[BEGIN Records shown]

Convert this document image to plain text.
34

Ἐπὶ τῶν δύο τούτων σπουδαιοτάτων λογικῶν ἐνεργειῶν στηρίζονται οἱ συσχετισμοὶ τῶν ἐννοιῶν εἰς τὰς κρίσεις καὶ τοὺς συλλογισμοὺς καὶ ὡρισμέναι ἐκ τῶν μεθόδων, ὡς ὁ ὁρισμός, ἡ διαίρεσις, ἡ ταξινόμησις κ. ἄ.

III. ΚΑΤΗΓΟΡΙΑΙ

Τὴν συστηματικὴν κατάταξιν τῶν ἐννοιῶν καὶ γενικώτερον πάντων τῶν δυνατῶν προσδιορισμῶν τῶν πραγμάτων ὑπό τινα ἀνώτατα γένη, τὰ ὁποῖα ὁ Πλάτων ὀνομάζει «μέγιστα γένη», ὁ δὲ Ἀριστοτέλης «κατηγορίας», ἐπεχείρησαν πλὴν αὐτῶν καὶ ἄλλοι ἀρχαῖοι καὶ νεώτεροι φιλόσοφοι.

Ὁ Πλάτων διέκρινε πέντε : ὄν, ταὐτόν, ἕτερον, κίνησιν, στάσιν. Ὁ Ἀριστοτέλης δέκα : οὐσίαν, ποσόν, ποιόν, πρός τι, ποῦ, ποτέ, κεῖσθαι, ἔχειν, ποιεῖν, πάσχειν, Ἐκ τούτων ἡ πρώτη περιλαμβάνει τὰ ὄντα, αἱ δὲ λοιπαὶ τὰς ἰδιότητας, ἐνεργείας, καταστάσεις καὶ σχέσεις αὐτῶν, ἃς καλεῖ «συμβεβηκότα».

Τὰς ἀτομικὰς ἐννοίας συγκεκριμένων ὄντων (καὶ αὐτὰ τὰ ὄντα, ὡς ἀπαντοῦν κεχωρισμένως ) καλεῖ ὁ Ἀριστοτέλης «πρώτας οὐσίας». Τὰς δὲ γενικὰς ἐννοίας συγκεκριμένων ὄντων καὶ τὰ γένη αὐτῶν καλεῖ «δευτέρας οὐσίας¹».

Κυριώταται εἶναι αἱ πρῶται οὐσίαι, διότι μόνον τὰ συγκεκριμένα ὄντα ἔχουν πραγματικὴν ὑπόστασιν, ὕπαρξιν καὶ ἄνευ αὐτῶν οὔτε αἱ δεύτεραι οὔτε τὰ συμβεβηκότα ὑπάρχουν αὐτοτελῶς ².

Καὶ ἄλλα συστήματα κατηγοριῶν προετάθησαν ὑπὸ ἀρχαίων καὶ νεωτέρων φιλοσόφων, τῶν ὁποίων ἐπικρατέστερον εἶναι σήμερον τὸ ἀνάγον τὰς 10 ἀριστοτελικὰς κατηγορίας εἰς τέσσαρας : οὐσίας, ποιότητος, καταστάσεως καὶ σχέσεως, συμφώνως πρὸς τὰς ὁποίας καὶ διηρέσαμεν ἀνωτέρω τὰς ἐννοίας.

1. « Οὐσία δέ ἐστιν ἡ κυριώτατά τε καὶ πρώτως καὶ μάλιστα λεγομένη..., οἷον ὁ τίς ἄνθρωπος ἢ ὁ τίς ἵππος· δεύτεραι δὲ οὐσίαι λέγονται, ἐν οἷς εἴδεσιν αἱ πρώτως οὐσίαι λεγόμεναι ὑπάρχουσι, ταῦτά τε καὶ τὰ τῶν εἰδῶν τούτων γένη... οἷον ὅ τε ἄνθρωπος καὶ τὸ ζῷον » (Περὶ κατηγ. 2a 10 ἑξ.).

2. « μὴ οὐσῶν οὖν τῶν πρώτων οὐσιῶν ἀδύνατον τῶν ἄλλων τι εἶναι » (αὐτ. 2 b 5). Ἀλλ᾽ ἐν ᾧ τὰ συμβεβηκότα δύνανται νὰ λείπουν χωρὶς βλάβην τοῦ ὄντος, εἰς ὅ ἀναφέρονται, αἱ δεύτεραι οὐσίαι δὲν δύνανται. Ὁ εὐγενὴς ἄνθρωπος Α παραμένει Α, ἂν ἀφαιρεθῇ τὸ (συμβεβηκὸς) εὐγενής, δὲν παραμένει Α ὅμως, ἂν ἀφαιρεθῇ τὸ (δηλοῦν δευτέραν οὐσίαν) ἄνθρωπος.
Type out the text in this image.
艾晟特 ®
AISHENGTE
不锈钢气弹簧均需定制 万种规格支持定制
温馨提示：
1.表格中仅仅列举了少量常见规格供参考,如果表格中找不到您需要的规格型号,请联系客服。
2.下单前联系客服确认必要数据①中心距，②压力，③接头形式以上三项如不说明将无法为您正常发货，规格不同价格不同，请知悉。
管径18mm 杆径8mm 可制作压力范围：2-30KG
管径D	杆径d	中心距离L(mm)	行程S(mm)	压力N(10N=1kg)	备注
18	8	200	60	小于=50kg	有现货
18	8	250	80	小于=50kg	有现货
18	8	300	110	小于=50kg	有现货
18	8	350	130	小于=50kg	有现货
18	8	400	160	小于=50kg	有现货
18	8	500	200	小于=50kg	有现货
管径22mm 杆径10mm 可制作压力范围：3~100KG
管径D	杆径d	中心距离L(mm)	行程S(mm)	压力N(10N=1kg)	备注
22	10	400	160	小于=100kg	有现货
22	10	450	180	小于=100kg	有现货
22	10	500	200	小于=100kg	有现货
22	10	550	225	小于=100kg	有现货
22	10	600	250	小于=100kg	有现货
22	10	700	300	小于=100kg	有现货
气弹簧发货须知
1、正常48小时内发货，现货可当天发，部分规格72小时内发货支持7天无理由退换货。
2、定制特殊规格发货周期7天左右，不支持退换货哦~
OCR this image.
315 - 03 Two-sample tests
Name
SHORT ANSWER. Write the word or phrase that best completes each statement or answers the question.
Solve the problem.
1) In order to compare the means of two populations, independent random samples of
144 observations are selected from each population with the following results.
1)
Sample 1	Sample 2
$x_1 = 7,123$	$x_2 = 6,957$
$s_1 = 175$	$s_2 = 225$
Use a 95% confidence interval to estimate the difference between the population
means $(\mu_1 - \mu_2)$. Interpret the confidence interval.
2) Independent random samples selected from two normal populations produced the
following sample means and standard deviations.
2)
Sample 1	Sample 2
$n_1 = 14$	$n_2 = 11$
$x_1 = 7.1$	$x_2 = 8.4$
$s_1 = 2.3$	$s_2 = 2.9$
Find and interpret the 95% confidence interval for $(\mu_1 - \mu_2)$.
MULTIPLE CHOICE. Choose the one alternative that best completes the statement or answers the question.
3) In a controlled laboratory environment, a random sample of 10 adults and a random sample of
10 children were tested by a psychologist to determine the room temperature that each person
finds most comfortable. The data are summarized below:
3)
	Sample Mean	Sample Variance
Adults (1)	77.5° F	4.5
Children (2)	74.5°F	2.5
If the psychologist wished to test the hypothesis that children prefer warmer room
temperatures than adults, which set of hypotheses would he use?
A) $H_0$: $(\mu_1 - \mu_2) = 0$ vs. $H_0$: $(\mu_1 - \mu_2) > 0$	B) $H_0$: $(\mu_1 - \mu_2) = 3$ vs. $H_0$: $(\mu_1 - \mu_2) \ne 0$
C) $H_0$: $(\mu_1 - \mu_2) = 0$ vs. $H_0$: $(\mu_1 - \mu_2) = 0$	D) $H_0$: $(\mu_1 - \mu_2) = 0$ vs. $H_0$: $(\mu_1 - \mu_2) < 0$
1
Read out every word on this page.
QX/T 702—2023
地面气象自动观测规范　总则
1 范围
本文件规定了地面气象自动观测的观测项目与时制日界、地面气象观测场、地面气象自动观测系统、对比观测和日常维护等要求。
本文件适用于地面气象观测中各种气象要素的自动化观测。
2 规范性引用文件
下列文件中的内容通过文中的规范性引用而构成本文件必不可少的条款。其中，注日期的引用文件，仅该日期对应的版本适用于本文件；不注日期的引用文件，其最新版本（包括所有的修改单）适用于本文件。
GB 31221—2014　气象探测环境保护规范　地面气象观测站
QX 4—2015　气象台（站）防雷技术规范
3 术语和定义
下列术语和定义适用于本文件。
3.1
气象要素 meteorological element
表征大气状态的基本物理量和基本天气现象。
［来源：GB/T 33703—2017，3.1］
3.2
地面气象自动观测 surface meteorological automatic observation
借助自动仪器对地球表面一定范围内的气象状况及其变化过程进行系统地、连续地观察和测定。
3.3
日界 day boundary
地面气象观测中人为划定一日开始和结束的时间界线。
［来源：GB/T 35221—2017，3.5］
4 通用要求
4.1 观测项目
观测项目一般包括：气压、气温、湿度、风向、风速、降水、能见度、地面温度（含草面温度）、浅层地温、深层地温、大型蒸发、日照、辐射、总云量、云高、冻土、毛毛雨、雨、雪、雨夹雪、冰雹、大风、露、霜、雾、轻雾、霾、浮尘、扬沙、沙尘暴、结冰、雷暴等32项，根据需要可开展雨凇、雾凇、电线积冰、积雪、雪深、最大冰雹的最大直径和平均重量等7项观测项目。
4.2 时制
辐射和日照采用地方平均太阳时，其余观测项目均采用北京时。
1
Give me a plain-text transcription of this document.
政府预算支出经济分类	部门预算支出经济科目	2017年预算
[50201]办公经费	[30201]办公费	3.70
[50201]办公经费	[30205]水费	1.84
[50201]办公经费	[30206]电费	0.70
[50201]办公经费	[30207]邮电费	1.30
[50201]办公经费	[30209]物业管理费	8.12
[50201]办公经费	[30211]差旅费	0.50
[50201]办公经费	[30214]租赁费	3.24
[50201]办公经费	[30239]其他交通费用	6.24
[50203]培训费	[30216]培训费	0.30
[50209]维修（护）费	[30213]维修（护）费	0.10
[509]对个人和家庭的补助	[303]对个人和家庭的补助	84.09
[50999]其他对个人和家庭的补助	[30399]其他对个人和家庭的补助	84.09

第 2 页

[END Records shown]

## Short exercise
Give only the number of lines above that hold the string "confidence".

## Written reply
3